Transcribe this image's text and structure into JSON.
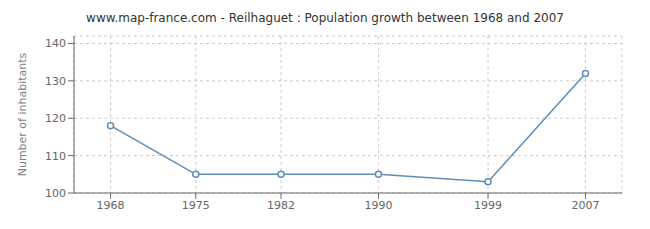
{
  "chart_data": {
    "type": "line",
    "title": "www.map-france.com - Reilhaguet : Population growth between 1968 and 2007",
    "y_label": "Number of inhabitants",
    "x": [
      1968,
      1975,
      1982,
      1990,
      1999,
      2007
    ],
    "values": [
      118,
      105,
      105,
      105,
      103,
      132
    ],
    "xlim": [
      1965,
      2010
    ],
    "xticks": [
      1968,
      1975,
      1982,
      1990,
      1999,
      2007
    ],
    "ylim": [
      100,
      142
    ],
    "yticks": [
      100,
      110,
      120,
      130,
      140
    ],
    "color": "#5f8db5",
    "marker": "circle",
    "grid": true
  }
}
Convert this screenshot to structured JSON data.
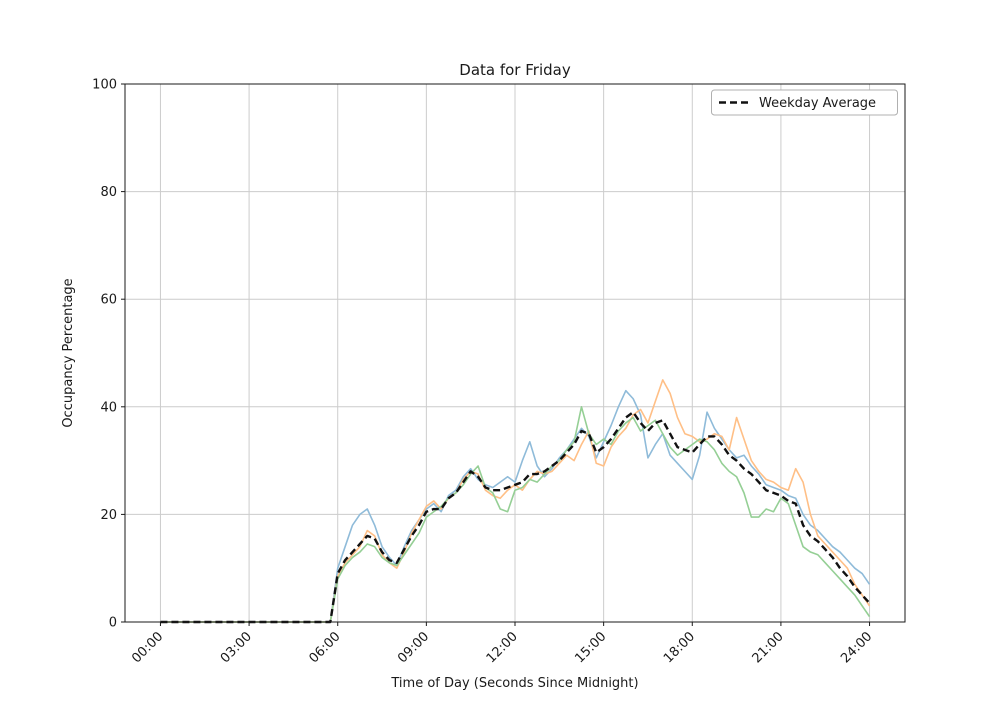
{
  "chart_data": {
    "type": "line",
    "title": "Data for Friday",
    "xlabel": "Time of Day (Seconds Since Midnight)",
    "ylabel": "Occupancy Percentage",
    "ylim": [
      0,
      100
    ],
    "xlim_seconds": [
      0,
      86400
    ],
    "grid": true,
    "y_ticks": [
      0,
      20,
      40,
      60,
      80,
      100
    ],
    "x_ticks_seconds": [
      0,
      10800,
      21600,
      32400,
      43200,
      54000,
      64800,
      75600,
      86400
    ],
    "x_tick_labels": [
      "00:00",
      "03:00",
      "06:00",
      "09:00",
      "12:00",
      "15:00",
      "18:00",
      "21:00",
      "24:00"
    ],
    "legend": {
      "position": "upper right",
      "entries": [
        {
          "label": "Weekday Average",
          "color": "#111111",
          "dash": true
        }
      ]
    },
    "x_seconds": [
      0,
      900,
      1800,
      2700,
      3600,
      4500,
      5400,
      6300,
      7200,
      8100,
      9000,
      9900,
      10800,
      11700,
      12600,
      13500,
      14400,
      15300,
      16200,
      17100,
      18000,
      18900,
      19800,
      20700,
      21600,
      22500,
      23400,
      24300,
      25200,
      26100,
      27000,
      27900,
      28800,
      29700,
      30600,
      31500,
      32400,
      33300,
      34200,
      35100,
      36000,
      36900,
      37800,
      38700,
      39600,
      40500,
      41400,
      42300,
      43200,
      44100,
      45000,
      45900,
      46800,
      47700,
      48600,
      49500,
      50400,
      51300,
      52200,
      53100,
      54000,
      54900,
      55800,
      56700,
      57600,
      58500,
      59400,
      60300,
      61200,
      62100,
      63000,
      63900,
      64800,
      65700,
      66600,
      67500,
      68400,
      69300,
      70200,
      71100,
      72000,
      72900,
      73800,
      74700,
      75600,
      76500,
      77400,
      78300,
      79200,
      80100,
      81000,
      81900,
      82800,
      83700,
      84600,
      85500,
      86400
    ],
    "series": [
      {
        "name": "day-series-1",
        "color": "#8FBBD9",
        "width": 1.6,
        "values": [
          0,
          0,
          0,
          0,
          0,
          0,
          0,
          0,
          0,
          0,
          0,
          0,
          0,
          0,
          0,
          0,
          0,
          0,
          0,
          0,
          0,
          0,
          0,
          0,
          10,
          14,
          18,
          20,
          21,
          18,
          14,
          12,
          10.5,
          14,
          17,
          19,
          21,
          22,
          20.5,
          23.5,
          24.5,
          27,
          28.5,
          26.5,
          25.5,
          25,
          26,
          27,
          26,
          30,
          33.5,
          29,
          27,
          28.5,
          30.5,
          32,
          34,
          36,
          34.5,
          30.5,
          33.5,
          36.5,
          40,
          43,
          41.5,
          38.5,
          30.5,
          33,
          35,
          31,
          29.5,
          28,
          26.5,
          31,
          39,
          36,
          34,
          32,
          30.5,
          31,
          29,
          27.5,
          25.5,
          25,
          24.5,
          23.5,
          23,
          20,
          18,
          17,
          15.5,
          14,
          13,
          11.5,
          10,
          9,
          7
        ]
      },
      {
        "name": "day-series-2",
        "color": "#FFBF86",
        "width": 1.6,
        "values": [
          0,
          0,
          0,
          0,
          0,
          0,
          0,
          0,
          0,
          0,
          0,
          0,
          0,
          0,
          0,
          0,
          0,
          0,
          0,
          0,
          0,
          0,
          0,
          0,
          8.5,
          11,
          12.5,
          14,
          17,
          16,
          12.5,
          11,
          10,
          13,
          16.5,
          19,
          21.5,
          22.5,
          21,
          23,
          24,
          26.5,
          28,
          27.5,
          24.5,
          23.5,
          23,
          24.5,
          25.5,
          24.5,
          26.5,
          28,
          27.5,
          28,
          29.5,
          31,
          30,
          33,
          35.5,
          29.5,
          29,
          32.5,
          34.5,
          36,
          38.5,
          39.5,
          37,
          41,
          45,
          42.5,
          38,
          35,
          34.5,
          33.5,
          34,
          35,
          34.5,
          32,
          38,
          34,
          30,
          28,
          26.5,
          26,
          25,
          24.5,
          28.5,
          26,
          20,
          16,
          14.5,
          13,
          11.5,
          10,
          7,
          5,
          3
        ]
      },
      {
        "name": "day-series-3",
        "color": "#95CF95",
        "width": 1.6,
        "values": [
          0,
          0,
          0,
          0,
          0,
          0,
          0,
          0,
          0,
          0,
          0,
          0,
          0,
          0,
          0,
          0,
          0,
          0,
          0,
          0,
          0,
          0,
          0,
          0,
          8,
          10.5,
          12,
          13,
          14.5,
          14,
          12,
          11,
          10.5,
          12.5,
          14.5,
          16.5,
          19.5,
          20.5,
          21.5,
          23,
          24,
          25.5,
          27.5,
          29,
          25,
          24,
          21,
          20.5,
          24.5,
          25,
          26.5,
          26,
          27.5,
          29,
          30,
          32,
          33.5,
          40,
          35,
          33,
          34,
          33,
          35.5,
          37,
          38,
          35.5,
          36.5,
          37.5,
          35,
          32.5,
          31,
          32,
          33,
          34,
          33.5,
          32,
          29.5,
          28,
          27,
          24,
          19.5,
          19.5,
          21,
          20.5,
          23,
          22,
          18,
          14,
          13,
          12.5,
          11,
          9.5,
          8,
          6.5,
          5,
          3,
          1
        ]
      },
      {
        "name": "Weekday Average",
        "color": "#111111",
        "width": 2.4,
        "dash": true,
        "values": [
          0,
          0,
          0,
          0,
          0,
          0,
          0,
          0,
          0,
          0,
          0,
          0,
          0,
          0,
          0,
          0,
          0,
          0,
          0,
          0,
          0,
          0,
          0,
          0,
          9,
          11.5,
          13,
          14.5,
          16,
          15.5,
          13,
          11.5,
          11,
          13.5,
          16,
          18,
          20.5,
          21,
          21,
          23,
          24,
          26,
          28,
          27,
          25,
          24.5,
          24.5,
          25,
          25.5,
          26,
          27.5,
          27.5,
          28,
          29,
          30,
          31.5,
          33,
          35.5,
          35,
          31.5,
          32.5,
          34,
          36,
          38,
          39,
          37,
          35.5,
          37,
          37.5,
          35,
          32.5,
          32,
          31.5,
          33,
          34.5,
          34.5,
          33,
          31,
          30,
          28.5,
          27.5,
          26,
          24.5,
          24,
          23.5,
          22.5,
          22,
          18,
          16,
          15,
          13.5,
          12,
          10,
          8.5,
          6.5,
          5,
          3.5
        ]
      }
    ]
  }
}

* Objective
Copy out the listing exactly as it stands, but not the pictures.

* Result of this exercise
Transcribe this image's text and structure into JSON.
{
  "chart_data": {
    "type": "line",
    "title": "www.map-france.com - Reilhaguet : Population growth between 1968 and 2007",
    "y_label": "Number of inhabitants",
    "x": [
      1968,
      1975,
      1982,
      1990,
      1999,
      2007
    ],
    "values": [
      118,
      105,
      105,
      105,
      103,
      132
    ],
    "xlim": [
      1965,
      2010
    ],
    "xticks": [
      1968,
      1975,
      1982,
      1990,
      1999,
      2007
    ],
    "ylim": [
      100,
      142
    ],
    "yticks": [
      100,
      110,
      120,
      130,
      140
    ],
    "color": "#5f8db5",
    "marker": "circle",
    "grid": true
  }
}
Convert this screenshot to structured JSON data.
{
  "chart_data": {
    "type": "line",
    "title": "Data for Friday",
    "xlabel": "Time of Day (Seconds Since Midnight)",
    "ylabel": "Occupancy Percentage",
    "ylim": [
      0,
      100
    ],
    "xlim_seconds": [
      0,
      86400
    ],
    "grid": true,
    "y_ticks": [
      0,
      20,
      40,
      60,
      80,
      100
    ],
    "x_ticks_seconds": [
      0,
      10800,
      21600,
      32400,
      43200,
      54000,
      64800,
      75600,
      86400
    ],
    "x_tick_labels": [
      "00:00",
      "03:00",
      "06:00",
      "09:00",
      "12:00",
      "15:00",
      "18:00",
      "21:00",
      "24:00"
    ],
    "legend": {
      "position": "upper right",
      "entries": [
        {
          "label": "Weekday Average",
          "color": "#111111",
          "dash": true
        }
      ]
    },
    "x_seconds": [
      0,
      900,
      1800,
      2700,
      3600,
      4500,
      5400,
      6300,
      7200,
      8100,
      9000,
      9900,
      10800,
      11700,
      12600,
      13500,
      14400,
      15300,
      16200,
      17100,
      18000,
      18900,
      19800,
      20700,
      21600,
      22500,
      23400,
      24300,
      25200,
      26100,
      27000,
      27900,
      28800,
      29700,
      30600,
      31500,
      32400,
      33300,
      34200,
      35100,
      36000,
      36900,
      37800,
      38700,
      39600,
      40500,
      41400,
      42300,
      43200,
      44100,
      45000,
      45900,
      46800,
      47700,
      48600,
      49500,
      50400,
      51300,
      52200,
      53100,
      54000,
      54900,
      55800,
      56700,
      57600,
      58500,
      59400,
      60300,
      61200,
      62100,
      63000,
      63900,
      64800,
      65700,
      66600,
      67500,
      68400,
      69300,
      70200,
      71100,
      72000,
      72900,
      73800,
      74700,
      75600,
      76500,
      77400,
      78300,
      79200,
      80100,
      81000,
      81900,
      82800,
      83700,
      84600,
      85500,
      86400
    ],
    "series": [
      {
        "name": "day-series-1",
        "color": "#8FBBD9",
        "width": 1.6,
        "values": [
          0,
          0,
          0,
          0,
          0,
          0,
          0,
          0,
          0,
          0,
          0,
          0,
          0,
          0,
          0,
          0,
          0,
          0,
          0,
          0,
          0,
          0,
          0,
          0,
          10,
          14,
          18,
          20,
          21,
          18,
          14,
          12,
          10.5,
          14,
          17,
          19,
          21,
          22,
          20.5,
          23.5,
          24.5,
          27,
          28.5,
          26.5,
          25.5,
          25,
          26,
          27,
          26,
          30,
          33.5,
          29,
          27,
          28.5,
          30.5,
          32,
          34,
          36,
          34.5,
          30.5,
          33.5,
          36.5,
          40,
          43,
          41.5,
          38.5,
          30.5,
          33,
          35,
          31,
          29.5,
          28,
          26.5,
          31,
          39,
          36,
          34,
          32,
          30.5,
          31,
          29,
          27.5,
          25.5,
          25,
          24.5,
          23.5,
          23,
          20,
          18,
          17,
          15.5,
          14,
          13,
          11.5,
          10,
          9,
          7
        ]
      },
      {
        "name": "day-series-2",
        "color": "#FFBF86",
        "width": 1.6,
        "values": [
          0,
          0,
          0,
          0,
          0,
          0,
          0,
          0,
          0,
          0,
          0,
          0,
          0,
          0,
          0,
          0,
          0,
          0,
          0,
          0,
          0,
          0,
          0,
          0,
          8.5,
          11,
          12.5,
          14,
          17,
          16,
          12.5,
          11,
          10,
          13,
          16.5,
          19,
          21.5,
          22.5,
          21,
          23,
          24,
          26.5,
          28,
          27.5,
          24.5,
          23.5,
          23,
          24.5,
          25.5,
          24.5,
          26.5,
          28,
          27.5,
          28,
          29.5,
          31,
          30,
          33,
          35.5,
          29.5,
          29,
          32.5,
          34.5,
          36,
          38.5,
          39.5,
          37,
          41,
          45,
          42.5,
          38,
          35,
          34.5,
          33.5,
          34,
          35,
          34.5,
          32,
          38,
          34,
          30,
          28,
          26.5,
          26,
          25,
          24.5,
          28.5,
          26,
          20,
          16,
          14.5,
          13,
          11.5,
          10,
          7,
          5,
          3
        ]
      },
      {
        "name": "day-series-3",
        "color": "#95CF95",
        "width": 1.6,
        "values": [
          0,
          0,
          0,
          0,
          0,
          0,
          0,
          0,
          0,
          0,
          0,
          0,
          0,
          0,
          0,
          0,
          0,
          0,
          0,
          0,
          0,
          0,
          0,
          0,
          8,
          10.5,
          12,
          13,
          14.5,
          14,
          12,
          11,
          10.5,
          12.5,
          14.5,
          16.5,
          19.5,
          20.5,
          21.5,
          23,
          24,
          25.5,
          27.5,
          29,
          25,
          24,
          21,
          20.5,
          24.5,
          25,
          26.5,
          26,
          27.5,
          29,
          30,
          32,
          33.5,
          40,
          35,
          33,
          34,
          33,
          35.5,
          37,
          38,
          35.5,
          36.5,
          37.5,
          35,
          32.5,
          31,
          32,
          33,
          34,
          33.5,
          32,
          29.5,
          28,
          27,
          24,
          19.5,
          19.5,
          21,
          20.5,
          23,
          22,
          18,
          14,
          13,
          12.5,
          11,
          9.5,
          8,
          6.5,
          5,
          3,
          1
        ]
      },
      {
        "name": "Weekday Average",
        "color": "#111111",
        "width": 2.4,
        "dash": true,
        "values": [
          0,
          0,
          0,
          0,
          0,
          0,
          0,
          0,
          0,
          0,
          0,
          0,
          0,
          0,
          0,
          0,
          0,
          0,
          0,
          0,
          0,
          0,
          0,
          0,
          9,
          11.5,
          13,
          14.5,
          16,
          15.5,
          13,
          11.5,
          11,
          13.5,
          16,
          18,
          20.5,
          21,
          21,
          23,
          24,
          26,
          28,
          27,
          25,
          24.5,
          24.5,
          25,
          25.5,
          26,
          27.5,
          27.5,
          28,
          29,
          30,
          31.5,
          33,
          35.5,
          35,
          31.5,
          32.5,
          34,
          36,
          38,
          39,
          37,
          35.5,
          37,
          37.5,
          35,
          32.5,
          32,
          31.5,
          33,
          34.5,
          34.5,
          33,
          31,
          30,
          28.5,
          27.5,
          26,
          24.5,
          24,
          23.5,
          22.5,
          22,
          18,
          16,
          15,
          13.5,
          12,
          10,
          8.5,
          6.5,
          5,
          3.5
        ]
      }
    ]
  }
}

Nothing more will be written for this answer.